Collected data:
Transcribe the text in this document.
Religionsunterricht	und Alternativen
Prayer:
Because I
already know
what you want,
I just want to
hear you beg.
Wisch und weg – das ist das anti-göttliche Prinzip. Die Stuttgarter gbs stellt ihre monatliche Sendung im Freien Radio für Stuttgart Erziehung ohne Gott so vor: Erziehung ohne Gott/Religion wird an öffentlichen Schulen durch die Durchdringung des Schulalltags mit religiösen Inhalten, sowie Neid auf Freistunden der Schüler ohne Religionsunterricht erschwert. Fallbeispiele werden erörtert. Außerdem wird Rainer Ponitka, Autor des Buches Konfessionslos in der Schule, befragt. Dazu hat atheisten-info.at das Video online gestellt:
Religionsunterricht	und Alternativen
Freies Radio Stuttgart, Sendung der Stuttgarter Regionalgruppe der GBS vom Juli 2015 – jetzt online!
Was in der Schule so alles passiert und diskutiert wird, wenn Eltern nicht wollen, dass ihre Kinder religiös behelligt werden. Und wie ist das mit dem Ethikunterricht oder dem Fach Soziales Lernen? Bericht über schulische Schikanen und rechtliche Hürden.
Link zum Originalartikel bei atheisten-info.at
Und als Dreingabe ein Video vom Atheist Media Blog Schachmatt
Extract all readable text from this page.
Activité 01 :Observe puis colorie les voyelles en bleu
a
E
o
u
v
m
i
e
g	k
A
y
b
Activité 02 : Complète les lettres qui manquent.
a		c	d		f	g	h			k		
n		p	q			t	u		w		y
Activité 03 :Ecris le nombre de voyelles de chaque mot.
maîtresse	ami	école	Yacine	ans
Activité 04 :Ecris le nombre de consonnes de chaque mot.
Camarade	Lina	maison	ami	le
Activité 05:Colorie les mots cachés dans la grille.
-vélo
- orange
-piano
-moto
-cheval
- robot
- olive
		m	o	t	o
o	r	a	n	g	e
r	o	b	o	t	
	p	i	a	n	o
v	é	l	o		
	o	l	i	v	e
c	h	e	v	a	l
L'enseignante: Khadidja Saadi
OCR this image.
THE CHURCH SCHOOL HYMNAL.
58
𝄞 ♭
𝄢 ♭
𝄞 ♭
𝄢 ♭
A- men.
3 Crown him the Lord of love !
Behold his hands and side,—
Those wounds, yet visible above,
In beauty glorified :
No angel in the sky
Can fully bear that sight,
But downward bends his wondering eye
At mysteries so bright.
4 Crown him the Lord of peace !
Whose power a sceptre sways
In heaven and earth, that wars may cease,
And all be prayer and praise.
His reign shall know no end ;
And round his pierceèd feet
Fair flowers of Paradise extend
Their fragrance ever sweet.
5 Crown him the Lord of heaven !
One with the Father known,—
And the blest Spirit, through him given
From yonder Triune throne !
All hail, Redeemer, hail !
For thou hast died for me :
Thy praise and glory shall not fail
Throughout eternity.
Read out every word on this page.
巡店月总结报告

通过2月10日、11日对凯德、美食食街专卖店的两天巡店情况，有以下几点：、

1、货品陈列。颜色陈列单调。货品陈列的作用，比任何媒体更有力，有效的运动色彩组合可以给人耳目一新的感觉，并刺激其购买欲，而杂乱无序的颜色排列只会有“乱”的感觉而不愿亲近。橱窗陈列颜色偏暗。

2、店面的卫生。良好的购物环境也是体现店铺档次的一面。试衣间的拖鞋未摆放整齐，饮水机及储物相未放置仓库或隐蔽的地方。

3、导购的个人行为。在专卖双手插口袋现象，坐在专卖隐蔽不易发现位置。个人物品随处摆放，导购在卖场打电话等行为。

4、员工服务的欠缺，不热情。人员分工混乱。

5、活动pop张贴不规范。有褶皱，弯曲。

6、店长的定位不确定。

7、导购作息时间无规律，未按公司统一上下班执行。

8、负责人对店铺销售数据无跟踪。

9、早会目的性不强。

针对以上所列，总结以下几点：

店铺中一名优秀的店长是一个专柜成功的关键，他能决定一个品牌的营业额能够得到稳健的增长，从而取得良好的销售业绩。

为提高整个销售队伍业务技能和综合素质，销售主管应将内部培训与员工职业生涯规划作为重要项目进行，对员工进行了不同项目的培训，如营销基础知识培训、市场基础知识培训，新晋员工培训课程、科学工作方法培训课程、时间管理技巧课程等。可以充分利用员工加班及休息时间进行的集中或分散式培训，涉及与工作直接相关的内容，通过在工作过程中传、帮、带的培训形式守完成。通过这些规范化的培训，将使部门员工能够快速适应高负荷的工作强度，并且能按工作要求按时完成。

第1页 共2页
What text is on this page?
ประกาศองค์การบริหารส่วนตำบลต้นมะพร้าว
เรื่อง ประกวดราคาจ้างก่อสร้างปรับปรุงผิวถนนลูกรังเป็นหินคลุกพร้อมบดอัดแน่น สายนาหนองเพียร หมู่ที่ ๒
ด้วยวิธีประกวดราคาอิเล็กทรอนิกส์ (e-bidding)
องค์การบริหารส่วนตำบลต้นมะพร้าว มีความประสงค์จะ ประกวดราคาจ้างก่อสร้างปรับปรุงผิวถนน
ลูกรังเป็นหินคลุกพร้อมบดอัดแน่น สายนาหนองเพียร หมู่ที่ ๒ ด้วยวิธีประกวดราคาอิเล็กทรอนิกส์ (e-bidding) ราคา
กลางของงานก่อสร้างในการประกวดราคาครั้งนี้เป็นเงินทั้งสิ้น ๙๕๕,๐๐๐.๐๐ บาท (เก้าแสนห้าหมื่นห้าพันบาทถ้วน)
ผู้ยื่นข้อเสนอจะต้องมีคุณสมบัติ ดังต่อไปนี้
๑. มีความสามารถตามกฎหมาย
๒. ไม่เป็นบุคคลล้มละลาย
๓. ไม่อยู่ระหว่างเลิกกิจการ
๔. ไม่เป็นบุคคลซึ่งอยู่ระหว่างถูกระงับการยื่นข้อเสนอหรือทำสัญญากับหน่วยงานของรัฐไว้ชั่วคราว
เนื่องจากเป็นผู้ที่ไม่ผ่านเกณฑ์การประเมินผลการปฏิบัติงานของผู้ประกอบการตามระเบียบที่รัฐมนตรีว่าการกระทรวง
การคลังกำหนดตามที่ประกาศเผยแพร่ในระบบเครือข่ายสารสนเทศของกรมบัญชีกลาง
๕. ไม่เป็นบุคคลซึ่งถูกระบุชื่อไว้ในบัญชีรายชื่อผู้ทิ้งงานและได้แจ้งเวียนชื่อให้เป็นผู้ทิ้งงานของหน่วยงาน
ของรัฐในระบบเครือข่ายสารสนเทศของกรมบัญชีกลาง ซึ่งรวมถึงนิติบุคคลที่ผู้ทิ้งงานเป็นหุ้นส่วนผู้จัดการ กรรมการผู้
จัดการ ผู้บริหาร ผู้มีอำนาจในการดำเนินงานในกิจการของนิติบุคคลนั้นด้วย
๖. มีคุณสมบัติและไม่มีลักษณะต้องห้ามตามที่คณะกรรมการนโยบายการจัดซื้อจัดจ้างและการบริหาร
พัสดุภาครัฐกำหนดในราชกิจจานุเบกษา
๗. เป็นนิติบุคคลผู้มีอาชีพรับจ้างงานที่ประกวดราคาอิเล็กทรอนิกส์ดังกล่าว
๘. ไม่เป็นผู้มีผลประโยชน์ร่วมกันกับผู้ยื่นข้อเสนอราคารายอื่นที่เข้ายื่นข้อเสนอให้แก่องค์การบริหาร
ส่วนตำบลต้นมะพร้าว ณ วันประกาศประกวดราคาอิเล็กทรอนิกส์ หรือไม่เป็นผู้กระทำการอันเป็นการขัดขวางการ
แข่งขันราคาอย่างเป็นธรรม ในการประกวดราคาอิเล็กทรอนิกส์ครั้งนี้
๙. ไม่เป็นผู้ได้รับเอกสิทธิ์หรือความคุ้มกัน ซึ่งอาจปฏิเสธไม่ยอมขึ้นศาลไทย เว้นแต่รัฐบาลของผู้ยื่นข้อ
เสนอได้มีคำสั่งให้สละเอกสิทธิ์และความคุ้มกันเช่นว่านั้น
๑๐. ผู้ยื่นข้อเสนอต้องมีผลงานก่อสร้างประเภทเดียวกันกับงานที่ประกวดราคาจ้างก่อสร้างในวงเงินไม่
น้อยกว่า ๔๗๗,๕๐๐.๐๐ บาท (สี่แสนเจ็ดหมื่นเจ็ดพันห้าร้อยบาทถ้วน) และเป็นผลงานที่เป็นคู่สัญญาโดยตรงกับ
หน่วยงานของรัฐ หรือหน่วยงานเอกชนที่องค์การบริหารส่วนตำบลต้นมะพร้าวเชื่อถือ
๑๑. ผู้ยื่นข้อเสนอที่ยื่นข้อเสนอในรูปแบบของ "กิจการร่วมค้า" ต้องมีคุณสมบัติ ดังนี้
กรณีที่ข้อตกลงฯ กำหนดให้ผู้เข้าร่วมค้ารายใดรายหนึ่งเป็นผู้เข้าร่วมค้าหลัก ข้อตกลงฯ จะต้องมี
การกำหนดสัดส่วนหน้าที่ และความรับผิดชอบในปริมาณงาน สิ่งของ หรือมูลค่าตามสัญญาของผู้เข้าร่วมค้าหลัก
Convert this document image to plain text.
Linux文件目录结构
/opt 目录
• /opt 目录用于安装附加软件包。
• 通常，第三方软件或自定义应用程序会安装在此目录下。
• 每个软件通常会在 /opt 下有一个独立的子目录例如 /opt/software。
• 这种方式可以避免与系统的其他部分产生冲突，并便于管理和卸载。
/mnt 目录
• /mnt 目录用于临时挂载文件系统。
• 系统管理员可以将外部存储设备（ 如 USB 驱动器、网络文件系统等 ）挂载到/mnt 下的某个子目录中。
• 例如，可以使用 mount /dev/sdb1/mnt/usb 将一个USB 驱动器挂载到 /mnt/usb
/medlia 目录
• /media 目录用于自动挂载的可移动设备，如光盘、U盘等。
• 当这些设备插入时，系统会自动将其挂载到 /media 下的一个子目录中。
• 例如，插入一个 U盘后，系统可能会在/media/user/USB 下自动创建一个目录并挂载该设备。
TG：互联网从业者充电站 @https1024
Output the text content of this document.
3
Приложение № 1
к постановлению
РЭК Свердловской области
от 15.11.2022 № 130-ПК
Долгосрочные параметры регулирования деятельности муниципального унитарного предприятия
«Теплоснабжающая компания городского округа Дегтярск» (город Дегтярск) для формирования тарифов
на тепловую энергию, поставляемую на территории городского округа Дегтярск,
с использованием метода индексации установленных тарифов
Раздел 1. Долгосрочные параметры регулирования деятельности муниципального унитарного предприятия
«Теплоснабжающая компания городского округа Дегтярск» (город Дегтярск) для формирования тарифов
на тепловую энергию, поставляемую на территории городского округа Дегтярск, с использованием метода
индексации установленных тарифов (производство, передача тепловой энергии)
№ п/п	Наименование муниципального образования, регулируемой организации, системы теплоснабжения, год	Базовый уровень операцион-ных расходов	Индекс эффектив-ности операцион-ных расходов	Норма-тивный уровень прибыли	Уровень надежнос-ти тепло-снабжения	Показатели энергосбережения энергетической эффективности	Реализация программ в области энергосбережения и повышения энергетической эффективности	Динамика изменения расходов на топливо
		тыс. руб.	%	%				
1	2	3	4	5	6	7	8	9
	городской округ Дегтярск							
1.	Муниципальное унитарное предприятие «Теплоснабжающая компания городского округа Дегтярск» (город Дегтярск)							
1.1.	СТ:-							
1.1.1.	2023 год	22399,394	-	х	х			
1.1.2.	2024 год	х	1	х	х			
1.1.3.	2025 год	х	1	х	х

Written exercise
Using the material above, gather every line that includes "page".

Output
Extract all readable text from this page.
Read out every word on this page.
What text is on this page?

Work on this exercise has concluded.